* **Texto fornecido**:
◆ ◆ ◆ ◆
É uma medida controversa e que abalou a banca italiana, mas o governo insistiu e a aplicação de um imposto sobre os lucros extraordinários dos bancos é mesmo para avançar, mesmo que a medida já tenha sido, entretanto, suavizada. A ideia do executivo liderado por Giorgia Meloni passa por utilizar o dinheiro arrecadado com a taxa para descer os impostos e ajudar as famílias com maiores dificuldades em cumprir o crédito à habitação.

Uma medida que deverá gerar pelo menos dois mil milhões de euros ao Estado italiano, que pretende transferir a quantia diretamente para os contribuintes. Mas e por cá, como seria se o Governo decidisse apostar numa iniciativa semelhante?

O Governo italiano, recorde-se, vai obrigar os bancos a pagarem um imposto extra de 40% que irá recair sobre o excedente da margem financeira, ou seja, sobre os ganhos que os bancos conseguem com a diferença entre os juros que recebem e os juros que pagam. Na prática, os bancos vão ser taxados de uma de duas formas: ou se aplica o imposto sobre o valor que exceda em 5% o crescimento da margem financeira de 2022 em relação a 2021, ou se aplica o imposto sobre o valor que exceda em 10% o crescimento da margem financeira de 2023 em relação a 2021. A aplicação dependerá de qual a maior parcela entre as duas, sendo essa a que vai contar para o imposto.

Se o Governo português seguisse a mesma fórmula– e tendo em conta os dados do Banco de Portugal relativos à margem financeira dos bancos entre os anos de 2022 e 2021, o Estado poderia arrecadar mais de 400 milhões de euros junto da banca.

Isto para 2022, que é um ano já fechado, mas que não será, certamente, o mais lucrativo para a banca. É que em 2023, face às subidas de taxas de juro decididas pelo Banco Central Europeu, a margem financeira tem aumentado ainda mais, permitindo lucros ainda maiores.
◆ ◆ ◆ ◆
* **Registos extraídos**:
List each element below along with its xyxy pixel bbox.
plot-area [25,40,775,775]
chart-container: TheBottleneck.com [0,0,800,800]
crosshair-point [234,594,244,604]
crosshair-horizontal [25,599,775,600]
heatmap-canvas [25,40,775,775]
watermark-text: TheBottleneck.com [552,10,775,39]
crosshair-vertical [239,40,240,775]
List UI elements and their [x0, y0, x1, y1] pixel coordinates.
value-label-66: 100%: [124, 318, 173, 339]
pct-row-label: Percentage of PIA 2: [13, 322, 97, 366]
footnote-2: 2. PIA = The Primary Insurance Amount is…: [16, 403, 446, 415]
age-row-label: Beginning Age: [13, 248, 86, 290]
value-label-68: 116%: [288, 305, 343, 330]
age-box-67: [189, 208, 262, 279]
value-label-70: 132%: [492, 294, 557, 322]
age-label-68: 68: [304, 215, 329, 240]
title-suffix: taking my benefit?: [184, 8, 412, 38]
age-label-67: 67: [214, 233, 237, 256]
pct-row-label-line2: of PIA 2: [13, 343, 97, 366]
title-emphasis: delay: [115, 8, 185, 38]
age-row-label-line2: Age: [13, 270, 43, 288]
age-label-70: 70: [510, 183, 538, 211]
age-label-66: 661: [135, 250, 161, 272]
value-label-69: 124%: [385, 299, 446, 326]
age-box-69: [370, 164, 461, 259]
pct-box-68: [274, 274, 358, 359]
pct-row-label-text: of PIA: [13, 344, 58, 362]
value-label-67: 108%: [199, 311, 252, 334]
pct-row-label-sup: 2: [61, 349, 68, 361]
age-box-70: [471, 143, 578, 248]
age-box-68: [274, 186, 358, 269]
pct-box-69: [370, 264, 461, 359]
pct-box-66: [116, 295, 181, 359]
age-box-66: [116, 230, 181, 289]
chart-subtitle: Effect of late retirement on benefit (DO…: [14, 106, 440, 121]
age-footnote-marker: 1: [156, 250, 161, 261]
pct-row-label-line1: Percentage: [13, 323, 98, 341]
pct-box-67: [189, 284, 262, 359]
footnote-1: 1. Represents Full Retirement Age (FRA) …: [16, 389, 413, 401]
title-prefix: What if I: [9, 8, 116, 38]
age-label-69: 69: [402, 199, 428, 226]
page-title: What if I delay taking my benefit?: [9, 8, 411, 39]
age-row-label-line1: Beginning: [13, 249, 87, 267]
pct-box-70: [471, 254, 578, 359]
◆ ◆ ◆ ◆
* **Exercícios**:
1 - Reproduza, do texto sobre o imposto italiano aos bancos, o trecho que vai de "Se o Governo português" até "lucros ainda maiores.".
2 - Segundo o texto sobre o imposto italiano aos bancos, qual é a percentagem do imposto extra que os bancos vão ter de pagar?

* **Respostas**:
1 -
Se o Governo português seguisse a mesma fórmula– e tendo em conta os dados do Banco de Portugal relativos à margem financeira dos bancos entre os anos de 2022 e 2021, o Estado poderia arrecadar mais de 400 milhões de euros junto da banca.

Isto para 2022, que é um ano já fechado, mas que não será, certamente, o mais lucrativo para a banca. É que em 2023, face às subidas de taxas de juro decididas pelo Banco Central Europeu, a margem financeira tem aumentado ainda mais, permitindo lucros ainda maiores.

2 - 40%.